### Goal of the exercise
Determine how many lines of this material contain "csdn". Give only the number.
++++
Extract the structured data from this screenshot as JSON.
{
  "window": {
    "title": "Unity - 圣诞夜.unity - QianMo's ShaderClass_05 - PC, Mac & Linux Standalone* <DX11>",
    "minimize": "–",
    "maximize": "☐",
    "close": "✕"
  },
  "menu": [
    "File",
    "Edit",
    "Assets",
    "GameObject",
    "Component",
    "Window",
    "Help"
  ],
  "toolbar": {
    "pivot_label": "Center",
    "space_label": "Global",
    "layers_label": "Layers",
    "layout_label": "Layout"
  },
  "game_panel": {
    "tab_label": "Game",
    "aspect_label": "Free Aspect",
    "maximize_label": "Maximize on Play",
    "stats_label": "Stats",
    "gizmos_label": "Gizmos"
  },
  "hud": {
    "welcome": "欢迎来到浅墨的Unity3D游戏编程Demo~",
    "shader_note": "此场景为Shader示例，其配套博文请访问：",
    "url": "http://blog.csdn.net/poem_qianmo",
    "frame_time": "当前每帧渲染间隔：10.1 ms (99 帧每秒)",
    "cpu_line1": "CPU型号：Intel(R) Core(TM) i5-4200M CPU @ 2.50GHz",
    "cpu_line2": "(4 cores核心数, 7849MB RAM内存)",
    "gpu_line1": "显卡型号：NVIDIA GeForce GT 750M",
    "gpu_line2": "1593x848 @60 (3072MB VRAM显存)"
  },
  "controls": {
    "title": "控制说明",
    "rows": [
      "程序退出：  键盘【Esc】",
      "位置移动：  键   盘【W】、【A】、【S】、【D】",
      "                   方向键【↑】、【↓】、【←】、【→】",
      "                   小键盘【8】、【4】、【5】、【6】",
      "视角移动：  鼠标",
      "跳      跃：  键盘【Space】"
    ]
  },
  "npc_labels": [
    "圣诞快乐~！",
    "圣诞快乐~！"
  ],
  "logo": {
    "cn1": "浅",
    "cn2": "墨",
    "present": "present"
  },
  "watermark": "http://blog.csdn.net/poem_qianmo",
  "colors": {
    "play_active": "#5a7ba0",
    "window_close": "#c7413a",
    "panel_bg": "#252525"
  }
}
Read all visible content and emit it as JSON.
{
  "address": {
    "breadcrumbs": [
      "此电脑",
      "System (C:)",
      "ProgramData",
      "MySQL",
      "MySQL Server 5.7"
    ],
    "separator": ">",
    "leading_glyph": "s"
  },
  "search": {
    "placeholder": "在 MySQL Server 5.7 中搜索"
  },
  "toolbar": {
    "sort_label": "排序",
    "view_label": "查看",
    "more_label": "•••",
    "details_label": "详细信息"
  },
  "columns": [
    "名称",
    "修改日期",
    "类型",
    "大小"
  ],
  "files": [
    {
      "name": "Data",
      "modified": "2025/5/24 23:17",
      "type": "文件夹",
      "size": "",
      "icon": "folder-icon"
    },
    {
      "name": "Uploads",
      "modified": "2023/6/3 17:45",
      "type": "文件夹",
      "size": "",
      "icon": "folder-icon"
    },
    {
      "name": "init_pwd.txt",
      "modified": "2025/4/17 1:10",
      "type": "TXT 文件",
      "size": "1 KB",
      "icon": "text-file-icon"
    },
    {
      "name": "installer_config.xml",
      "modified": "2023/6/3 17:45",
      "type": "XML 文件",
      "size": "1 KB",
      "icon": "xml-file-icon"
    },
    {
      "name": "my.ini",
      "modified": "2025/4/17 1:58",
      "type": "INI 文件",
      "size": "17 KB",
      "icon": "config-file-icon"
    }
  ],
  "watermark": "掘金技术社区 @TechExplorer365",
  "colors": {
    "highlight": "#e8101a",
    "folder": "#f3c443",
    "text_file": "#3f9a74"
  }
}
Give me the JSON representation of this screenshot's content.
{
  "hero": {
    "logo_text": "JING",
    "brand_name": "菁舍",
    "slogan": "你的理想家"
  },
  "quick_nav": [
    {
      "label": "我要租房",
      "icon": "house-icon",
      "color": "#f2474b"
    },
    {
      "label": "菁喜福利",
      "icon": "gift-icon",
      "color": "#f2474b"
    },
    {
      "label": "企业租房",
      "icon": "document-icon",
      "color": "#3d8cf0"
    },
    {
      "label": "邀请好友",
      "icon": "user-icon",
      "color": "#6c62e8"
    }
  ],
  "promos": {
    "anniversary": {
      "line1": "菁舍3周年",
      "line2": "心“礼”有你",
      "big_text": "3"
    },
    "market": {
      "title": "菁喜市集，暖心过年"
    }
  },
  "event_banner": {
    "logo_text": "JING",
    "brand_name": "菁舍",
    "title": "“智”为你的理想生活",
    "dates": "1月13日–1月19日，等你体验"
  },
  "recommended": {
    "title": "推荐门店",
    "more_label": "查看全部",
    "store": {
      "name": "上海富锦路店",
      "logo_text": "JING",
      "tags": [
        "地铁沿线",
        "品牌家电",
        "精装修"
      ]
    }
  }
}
++++
### Exercise answer
2